Tugas yang Dikerjakan:
1 > Tuliskan ulang tanpa perubahan bagian kutipan tentang UU Pers dari "Dari penjelasan UU" sampai "pada tahun 1999).".
2 > Teruskan kutipan tentang UU Pers dengan menulis bagian berikutnya, dimulai setelah kalimat terakhir yang tertera.

Kutipan Terpilih:
# # # # # # #
Dari penjelasan UU Pers pada bagian UMUM di atas, dapat
dipahami beberapa hal sebagai berikut:
1. Landasan utama UU Pers adalah Pasal 28 Undang-Undang Dasar
Negara Repulbik Indonesia, sebelum amandemen, yang berbunyi: “Kemerdekaan
berserikat dan berkumpul, mengeluarkan pikiran dengan lisan dan tulisan dan
sebagainya ditetapkan dengan Undang-Undang.” (UU Pers lahir pada tahun 1999).
# # # # # # #
Data elemen dan koordinat
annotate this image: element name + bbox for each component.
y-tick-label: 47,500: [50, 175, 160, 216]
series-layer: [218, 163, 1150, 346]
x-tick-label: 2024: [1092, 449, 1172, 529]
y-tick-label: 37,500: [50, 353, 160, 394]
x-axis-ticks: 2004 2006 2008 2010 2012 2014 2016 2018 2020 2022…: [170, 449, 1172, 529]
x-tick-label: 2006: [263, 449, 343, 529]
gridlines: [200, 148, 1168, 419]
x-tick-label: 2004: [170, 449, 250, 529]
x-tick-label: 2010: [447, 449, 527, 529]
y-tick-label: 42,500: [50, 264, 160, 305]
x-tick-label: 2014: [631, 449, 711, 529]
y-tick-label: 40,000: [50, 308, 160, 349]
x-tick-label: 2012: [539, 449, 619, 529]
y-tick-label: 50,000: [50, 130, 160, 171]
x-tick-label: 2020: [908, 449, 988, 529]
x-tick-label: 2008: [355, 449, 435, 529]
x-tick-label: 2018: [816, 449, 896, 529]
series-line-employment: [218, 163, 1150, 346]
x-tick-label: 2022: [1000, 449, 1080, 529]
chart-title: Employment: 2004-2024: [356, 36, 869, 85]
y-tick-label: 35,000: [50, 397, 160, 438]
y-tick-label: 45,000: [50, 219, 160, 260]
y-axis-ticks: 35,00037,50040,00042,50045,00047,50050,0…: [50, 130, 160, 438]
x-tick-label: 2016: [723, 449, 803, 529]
# # # # # # #
Hasil Tiap Tugas:
1 >
Dari penjelasan UU Pers pada bagian UMUM di atas, dapat
dipahami beberapa hal sebagai berikut:
1. Landasan utama UU Pers adalah Pasal 28 Undang-Undang Dasar
Negara Repulbik Indonesia, sebelum amandemen, yang berbunyi: “Kemerdekaan
berserikat dan berkumpul, mengeluarkan pikiran dengan lisan dan tulisan dan
sebagainya ditetapkan dengan Undang-Undang.” (UU Pers lahir pada tahun 1999).

2 >
2. Walaupun landasan utama UU Pers hanyalah pasal 28 UUD NRI,
namun karena UU Pers itu ditegaskan berorientasi untuk mewujudkan kehendak
empat buah pasal Ketetapan Majelis Permusyawaratan Rakyat Republik Indonesia
Nomor: XVII/MPR/1998 tentang Hak Asasi Manusia (yang lahir pada tahun 1998) dan
Article 19 dari Universal Declaration of Human Right (yang lahir tahun 19948),
maka jiwa dan semangat UU Pers sangat sejalan dengan Pasal 28E ayat (3) dan 28F
UUD NRI (yang lahir pada 18 Agustus 2000). Di bawah ini adalah bunyi
pasal-pasal yang terkait dengan kemerdekaan pers sebagai berikut:
Pasal 14 Tap MPR No. XVII/MPR/1998 tentang Hak Asasi Manusia:
“Setiap orang berhak atas kebebasan menyatakan pikiran dan sikap sesuai hati
nurani.”
Pasal 19 Tap MPR No. XVII/MPR/1998 tentang Hak Asasi Manusia:
“Setiap orang berhak atas kemerdekaan berserikat, berkumpul, dan mengeluarkan
pendapat.”
Pasal 20 Tap MPR No. XVII/MPR/1998 tentang Hak Asasi Manusia:
“Setiap orang berhak untuk berkomunikasi dan memperoleh informasi untuk
mengembangkan pribadi dan lingkungan sosialnya.”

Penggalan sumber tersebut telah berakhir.